* Request
Search the records below for the word "author" and show every line where it occurs.

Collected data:
╭──
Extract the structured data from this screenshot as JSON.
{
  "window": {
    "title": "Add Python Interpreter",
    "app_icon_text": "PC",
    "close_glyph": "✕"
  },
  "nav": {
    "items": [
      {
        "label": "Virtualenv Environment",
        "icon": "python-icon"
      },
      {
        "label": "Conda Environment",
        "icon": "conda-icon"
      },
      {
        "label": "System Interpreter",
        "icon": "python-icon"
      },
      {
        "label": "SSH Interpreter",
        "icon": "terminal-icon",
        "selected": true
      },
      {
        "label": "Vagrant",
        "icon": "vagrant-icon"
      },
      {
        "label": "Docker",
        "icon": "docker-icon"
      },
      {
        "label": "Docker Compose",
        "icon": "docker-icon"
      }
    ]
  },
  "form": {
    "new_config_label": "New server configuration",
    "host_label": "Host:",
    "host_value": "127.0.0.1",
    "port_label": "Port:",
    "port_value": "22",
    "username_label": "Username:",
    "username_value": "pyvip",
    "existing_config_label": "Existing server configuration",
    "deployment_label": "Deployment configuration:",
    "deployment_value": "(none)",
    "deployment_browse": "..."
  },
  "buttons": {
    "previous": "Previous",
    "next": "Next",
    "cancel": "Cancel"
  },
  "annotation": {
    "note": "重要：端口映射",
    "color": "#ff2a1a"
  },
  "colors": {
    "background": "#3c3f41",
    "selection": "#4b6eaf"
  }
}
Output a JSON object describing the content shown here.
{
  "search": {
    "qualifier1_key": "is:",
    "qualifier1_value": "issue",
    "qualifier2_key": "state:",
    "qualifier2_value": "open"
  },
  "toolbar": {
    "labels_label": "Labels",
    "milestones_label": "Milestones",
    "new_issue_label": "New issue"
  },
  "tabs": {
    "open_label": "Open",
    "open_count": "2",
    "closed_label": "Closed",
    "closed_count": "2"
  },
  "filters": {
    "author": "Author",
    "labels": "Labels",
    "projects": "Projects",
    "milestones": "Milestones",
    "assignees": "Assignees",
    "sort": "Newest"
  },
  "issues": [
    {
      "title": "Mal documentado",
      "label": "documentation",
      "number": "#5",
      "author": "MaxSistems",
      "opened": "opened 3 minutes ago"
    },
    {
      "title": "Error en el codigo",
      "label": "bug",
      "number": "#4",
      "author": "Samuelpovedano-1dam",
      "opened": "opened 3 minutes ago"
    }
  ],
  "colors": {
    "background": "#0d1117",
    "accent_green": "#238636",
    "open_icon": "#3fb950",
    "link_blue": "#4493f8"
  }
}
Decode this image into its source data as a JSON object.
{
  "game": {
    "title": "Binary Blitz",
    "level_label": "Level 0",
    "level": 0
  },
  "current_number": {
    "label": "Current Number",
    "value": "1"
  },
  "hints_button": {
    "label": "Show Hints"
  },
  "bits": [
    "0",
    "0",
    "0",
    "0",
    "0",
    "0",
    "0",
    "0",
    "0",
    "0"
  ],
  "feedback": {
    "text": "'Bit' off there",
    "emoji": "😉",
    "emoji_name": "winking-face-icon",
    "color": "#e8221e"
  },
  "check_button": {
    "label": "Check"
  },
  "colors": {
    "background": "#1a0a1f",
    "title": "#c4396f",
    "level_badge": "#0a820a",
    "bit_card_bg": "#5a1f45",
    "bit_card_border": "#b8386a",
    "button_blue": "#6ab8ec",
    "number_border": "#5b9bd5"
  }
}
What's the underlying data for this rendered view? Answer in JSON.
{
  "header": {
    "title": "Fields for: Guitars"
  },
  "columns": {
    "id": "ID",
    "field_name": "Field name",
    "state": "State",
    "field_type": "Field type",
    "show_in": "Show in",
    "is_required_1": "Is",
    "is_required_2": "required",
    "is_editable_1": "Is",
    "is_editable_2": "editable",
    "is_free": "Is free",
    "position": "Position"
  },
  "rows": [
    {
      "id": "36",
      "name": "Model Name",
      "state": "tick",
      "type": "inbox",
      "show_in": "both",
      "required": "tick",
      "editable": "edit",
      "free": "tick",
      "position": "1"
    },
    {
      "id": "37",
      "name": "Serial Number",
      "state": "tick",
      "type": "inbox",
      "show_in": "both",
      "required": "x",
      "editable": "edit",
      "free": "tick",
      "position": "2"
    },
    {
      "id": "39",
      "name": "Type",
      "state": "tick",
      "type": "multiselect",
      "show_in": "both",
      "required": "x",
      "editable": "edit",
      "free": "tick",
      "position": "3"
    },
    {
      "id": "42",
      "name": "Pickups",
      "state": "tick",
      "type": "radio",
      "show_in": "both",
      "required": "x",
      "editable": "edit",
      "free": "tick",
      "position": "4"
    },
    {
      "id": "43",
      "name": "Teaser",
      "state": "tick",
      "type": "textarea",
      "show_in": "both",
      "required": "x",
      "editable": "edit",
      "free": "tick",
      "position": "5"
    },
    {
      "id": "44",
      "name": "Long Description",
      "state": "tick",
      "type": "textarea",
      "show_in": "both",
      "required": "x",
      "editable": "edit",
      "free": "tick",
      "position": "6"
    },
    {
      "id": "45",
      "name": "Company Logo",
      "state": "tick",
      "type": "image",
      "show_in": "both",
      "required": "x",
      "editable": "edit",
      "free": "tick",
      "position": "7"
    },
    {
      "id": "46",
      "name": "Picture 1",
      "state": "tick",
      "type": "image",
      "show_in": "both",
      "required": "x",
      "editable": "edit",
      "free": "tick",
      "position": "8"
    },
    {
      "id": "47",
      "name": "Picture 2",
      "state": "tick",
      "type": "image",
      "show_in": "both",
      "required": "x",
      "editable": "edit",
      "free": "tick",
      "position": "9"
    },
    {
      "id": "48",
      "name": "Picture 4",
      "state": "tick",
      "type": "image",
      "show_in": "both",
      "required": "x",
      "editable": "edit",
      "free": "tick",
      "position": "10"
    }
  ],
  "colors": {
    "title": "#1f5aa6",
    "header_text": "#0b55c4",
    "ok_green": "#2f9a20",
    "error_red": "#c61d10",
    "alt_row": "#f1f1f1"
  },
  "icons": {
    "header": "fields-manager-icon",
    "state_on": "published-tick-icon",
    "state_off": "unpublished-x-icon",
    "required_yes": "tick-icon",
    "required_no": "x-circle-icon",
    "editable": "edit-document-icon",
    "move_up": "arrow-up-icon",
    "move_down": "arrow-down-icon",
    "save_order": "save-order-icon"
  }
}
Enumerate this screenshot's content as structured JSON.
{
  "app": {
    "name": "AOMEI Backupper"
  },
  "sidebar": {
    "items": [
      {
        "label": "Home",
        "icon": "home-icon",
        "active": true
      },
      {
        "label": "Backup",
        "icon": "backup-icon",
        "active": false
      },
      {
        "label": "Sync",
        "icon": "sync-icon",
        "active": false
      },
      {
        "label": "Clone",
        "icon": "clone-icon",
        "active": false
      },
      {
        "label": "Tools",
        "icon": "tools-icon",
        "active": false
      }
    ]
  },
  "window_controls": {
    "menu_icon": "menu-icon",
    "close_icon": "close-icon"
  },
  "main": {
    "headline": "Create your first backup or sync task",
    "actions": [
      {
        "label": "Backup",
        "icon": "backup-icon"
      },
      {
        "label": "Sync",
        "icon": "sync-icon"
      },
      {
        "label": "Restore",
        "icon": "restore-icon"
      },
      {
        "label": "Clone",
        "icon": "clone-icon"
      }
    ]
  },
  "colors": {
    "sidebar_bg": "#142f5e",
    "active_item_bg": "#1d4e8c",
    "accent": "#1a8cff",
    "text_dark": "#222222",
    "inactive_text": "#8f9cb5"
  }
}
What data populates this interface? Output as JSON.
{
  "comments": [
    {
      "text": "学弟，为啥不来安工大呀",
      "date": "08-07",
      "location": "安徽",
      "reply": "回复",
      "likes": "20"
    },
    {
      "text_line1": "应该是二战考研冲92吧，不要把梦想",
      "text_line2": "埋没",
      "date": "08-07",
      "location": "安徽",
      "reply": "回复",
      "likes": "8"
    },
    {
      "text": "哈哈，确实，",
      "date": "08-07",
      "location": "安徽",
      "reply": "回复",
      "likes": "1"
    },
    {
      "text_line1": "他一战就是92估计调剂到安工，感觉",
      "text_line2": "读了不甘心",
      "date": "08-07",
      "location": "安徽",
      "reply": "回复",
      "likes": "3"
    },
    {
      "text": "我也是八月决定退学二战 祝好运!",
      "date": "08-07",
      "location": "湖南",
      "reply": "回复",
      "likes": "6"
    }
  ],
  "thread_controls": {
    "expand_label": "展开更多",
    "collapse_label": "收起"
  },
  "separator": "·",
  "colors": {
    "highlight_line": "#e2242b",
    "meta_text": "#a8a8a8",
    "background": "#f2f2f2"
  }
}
╰──
* Correct result
    "author": "Author",
      "author": "MaxSistems",
      "author": "Samuelpovedano-1dam",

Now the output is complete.